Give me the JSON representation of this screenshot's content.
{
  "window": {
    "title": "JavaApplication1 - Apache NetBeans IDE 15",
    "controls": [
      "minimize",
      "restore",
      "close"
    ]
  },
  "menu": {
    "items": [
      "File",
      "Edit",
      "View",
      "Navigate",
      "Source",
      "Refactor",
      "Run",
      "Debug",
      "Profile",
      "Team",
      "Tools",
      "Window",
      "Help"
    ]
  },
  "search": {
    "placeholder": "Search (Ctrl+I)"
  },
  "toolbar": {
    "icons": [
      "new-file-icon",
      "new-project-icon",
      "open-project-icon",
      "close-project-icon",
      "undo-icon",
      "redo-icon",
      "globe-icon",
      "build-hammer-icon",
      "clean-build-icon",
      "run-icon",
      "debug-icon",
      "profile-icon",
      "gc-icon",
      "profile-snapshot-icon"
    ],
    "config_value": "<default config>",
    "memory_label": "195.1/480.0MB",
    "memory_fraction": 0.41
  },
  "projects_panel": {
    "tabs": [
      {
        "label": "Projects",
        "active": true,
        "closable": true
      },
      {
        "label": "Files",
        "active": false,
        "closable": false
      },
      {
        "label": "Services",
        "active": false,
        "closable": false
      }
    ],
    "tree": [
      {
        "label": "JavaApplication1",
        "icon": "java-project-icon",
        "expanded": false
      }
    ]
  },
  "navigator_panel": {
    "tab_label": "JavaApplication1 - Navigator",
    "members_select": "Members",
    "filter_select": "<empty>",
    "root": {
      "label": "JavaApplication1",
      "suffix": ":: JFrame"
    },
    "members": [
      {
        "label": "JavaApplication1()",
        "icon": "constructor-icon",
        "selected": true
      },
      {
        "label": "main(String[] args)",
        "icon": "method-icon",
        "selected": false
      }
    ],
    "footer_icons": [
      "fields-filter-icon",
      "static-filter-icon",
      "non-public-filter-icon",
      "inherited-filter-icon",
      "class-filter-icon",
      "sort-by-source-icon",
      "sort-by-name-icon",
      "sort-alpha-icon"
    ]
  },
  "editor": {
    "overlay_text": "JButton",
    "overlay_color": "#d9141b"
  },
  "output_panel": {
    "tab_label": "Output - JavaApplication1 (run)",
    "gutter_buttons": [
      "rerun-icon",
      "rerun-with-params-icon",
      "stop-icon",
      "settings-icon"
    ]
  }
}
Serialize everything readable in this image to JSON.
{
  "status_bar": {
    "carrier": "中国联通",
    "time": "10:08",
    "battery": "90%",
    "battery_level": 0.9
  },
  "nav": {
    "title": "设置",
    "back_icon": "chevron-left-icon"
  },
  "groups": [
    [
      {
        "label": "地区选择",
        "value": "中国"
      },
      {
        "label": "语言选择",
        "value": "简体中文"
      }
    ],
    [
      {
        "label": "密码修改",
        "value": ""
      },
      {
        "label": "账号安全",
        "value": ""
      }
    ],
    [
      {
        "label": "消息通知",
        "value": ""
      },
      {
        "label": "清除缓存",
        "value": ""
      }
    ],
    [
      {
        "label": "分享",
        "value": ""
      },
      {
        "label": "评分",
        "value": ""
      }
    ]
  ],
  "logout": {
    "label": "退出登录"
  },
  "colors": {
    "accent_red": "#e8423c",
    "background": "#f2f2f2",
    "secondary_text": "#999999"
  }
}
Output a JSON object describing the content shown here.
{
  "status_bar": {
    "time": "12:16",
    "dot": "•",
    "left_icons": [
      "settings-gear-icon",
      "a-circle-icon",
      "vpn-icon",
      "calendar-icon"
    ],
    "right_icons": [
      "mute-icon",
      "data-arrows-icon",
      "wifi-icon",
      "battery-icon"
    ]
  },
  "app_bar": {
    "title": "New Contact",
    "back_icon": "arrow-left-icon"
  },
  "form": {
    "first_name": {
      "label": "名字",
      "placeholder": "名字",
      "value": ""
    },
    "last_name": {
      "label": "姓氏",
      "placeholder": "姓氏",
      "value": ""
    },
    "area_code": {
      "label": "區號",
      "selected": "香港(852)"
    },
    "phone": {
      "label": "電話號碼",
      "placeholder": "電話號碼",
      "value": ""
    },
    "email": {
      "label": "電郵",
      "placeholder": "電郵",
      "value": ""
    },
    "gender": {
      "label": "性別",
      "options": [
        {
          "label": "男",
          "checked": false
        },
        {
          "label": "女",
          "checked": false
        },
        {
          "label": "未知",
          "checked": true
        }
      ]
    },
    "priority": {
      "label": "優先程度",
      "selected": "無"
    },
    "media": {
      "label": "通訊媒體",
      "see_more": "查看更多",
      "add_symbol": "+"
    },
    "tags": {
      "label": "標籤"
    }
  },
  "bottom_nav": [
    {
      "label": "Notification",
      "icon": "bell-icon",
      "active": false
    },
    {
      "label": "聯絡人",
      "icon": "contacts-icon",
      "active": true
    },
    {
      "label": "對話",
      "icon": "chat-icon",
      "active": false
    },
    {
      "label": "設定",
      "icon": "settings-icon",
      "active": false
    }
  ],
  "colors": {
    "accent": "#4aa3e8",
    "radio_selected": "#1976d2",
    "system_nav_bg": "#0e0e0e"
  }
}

Stated task:
Find every line that has "title" in it, then return those lines.

The reply:
    "title": "JavaApplication1 - Apache NetBeans IDE 15",
    "title": "设置",
    "title": "New Contact",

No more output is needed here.